LISTING |
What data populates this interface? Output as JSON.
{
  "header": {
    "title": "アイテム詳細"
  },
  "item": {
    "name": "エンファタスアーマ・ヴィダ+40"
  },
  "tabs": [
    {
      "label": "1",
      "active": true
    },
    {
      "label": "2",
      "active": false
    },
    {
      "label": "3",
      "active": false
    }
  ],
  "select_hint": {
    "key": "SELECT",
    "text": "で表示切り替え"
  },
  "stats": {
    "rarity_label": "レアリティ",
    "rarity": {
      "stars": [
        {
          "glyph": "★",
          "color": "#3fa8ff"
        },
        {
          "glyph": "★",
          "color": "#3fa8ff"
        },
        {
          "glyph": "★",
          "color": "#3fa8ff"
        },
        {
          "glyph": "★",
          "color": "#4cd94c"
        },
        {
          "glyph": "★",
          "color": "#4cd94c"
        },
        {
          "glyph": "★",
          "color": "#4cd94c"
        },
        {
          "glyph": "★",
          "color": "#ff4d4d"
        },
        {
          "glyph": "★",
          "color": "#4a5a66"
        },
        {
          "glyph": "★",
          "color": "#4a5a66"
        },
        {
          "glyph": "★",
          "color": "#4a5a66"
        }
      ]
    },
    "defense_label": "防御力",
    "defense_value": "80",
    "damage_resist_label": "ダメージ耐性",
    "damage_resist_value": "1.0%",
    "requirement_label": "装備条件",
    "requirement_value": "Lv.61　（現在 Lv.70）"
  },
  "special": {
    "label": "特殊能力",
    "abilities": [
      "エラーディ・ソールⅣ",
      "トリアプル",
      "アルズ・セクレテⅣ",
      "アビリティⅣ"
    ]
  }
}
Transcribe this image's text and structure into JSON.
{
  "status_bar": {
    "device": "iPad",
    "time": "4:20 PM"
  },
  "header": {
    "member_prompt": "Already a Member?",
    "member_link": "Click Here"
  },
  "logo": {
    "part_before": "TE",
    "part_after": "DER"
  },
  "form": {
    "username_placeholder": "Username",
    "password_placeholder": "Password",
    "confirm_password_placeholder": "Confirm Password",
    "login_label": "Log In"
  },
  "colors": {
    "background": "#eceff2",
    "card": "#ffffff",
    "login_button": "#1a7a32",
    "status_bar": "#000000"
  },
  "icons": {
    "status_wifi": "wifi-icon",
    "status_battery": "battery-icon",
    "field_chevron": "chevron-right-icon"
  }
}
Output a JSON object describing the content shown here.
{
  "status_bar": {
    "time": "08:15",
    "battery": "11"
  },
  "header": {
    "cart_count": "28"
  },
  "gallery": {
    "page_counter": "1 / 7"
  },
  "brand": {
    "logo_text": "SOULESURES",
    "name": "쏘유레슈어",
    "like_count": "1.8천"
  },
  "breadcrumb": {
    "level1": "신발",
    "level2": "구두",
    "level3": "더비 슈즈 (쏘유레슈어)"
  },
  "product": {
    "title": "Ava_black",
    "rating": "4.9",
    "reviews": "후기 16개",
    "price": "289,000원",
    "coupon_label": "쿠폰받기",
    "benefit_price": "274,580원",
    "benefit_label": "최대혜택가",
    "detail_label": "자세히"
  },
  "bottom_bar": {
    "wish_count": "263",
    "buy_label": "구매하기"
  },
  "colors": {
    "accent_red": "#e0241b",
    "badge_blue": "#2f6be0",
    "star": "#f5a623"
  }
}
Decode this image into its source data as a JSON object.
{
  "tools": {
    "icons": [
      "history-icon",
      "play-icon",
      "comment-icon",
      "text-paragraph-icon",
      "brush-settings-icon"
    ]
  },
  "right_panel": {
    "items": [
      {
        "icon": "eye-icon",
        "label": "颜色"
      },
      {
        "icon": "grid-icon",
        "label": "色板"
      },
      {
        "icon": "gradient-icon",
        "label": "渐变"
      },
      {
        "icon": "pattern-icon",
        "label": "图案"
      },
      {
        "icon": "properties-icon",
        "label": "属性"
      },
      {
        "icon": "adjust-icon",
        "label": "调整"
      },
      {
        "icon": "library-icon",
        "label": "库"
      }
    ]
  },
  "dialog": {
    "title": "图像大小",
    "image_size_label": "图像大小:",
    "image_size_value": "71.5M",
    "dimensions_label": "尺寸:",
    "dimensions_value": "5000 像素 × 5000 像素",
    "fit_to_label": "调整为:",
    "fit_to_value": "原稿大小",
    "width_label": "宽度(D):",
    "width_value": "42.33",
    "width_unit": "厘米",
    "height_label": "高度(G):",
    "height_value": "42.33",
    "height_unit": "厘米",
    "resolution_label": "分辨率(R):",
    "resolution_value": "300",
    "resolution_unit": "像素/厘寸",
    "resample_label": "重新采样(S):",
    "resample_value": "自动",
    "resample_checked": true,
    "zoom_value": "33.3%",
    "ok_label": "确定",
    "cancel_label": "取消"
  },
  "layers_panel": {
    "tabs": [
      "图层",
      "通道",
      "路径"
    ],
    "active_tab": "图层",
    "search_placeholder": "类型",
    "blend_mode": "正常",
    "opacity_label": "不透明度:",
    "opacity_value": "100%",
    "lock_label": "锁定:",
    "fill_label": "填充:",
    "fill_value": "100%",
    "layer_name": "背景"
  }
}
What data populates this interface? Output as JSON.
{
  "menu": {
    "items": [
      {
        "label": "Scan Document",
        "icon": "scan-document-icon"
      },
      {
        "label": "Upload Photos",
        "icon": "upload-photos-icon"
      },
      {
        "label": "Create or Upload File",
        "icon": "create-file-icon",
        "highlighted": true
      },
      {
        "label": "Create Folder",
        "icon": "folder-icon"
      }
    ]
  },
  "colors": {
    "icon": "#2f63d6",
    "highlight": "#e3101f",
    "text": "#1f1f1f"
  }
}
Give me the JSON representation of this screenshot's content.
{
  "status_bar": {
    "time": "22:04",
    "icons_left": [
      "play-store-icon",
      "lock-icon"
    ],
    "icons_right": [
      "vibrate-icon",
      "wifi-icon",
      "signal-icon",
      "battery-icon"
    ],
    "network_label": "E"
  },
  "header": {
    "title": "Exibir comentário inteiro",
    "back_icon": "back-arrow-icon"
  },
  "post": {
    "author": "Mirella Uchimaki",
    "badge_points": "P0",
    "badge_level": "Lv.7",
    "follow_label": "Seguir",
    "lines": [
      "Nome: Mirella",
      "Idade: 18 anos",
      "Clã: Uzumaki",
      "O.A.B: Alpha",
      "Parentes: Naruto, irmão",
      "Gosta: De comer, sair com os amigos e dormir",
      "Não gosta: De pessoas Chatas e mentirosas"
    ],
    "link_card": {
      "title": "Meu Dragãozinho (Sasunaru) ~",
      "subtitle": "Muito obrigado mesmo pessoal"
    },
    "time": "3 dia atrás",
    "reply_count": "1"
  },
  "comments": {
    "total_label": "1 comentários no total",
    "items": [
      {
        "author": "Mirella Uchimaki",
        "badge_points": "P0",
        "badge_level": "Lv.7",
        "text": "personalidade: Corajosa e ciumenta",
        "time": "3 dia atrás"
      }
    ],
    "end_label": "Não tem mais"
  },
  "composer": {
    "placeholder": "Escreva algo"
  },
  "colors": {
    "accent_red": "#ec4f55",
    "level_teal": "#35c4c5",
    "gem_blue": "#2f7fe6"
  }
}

YOUR TASK |
A line counts if it holds the word "battery". Work out how many lines in the listing count, and give only that number.

TASK ANSWER |
3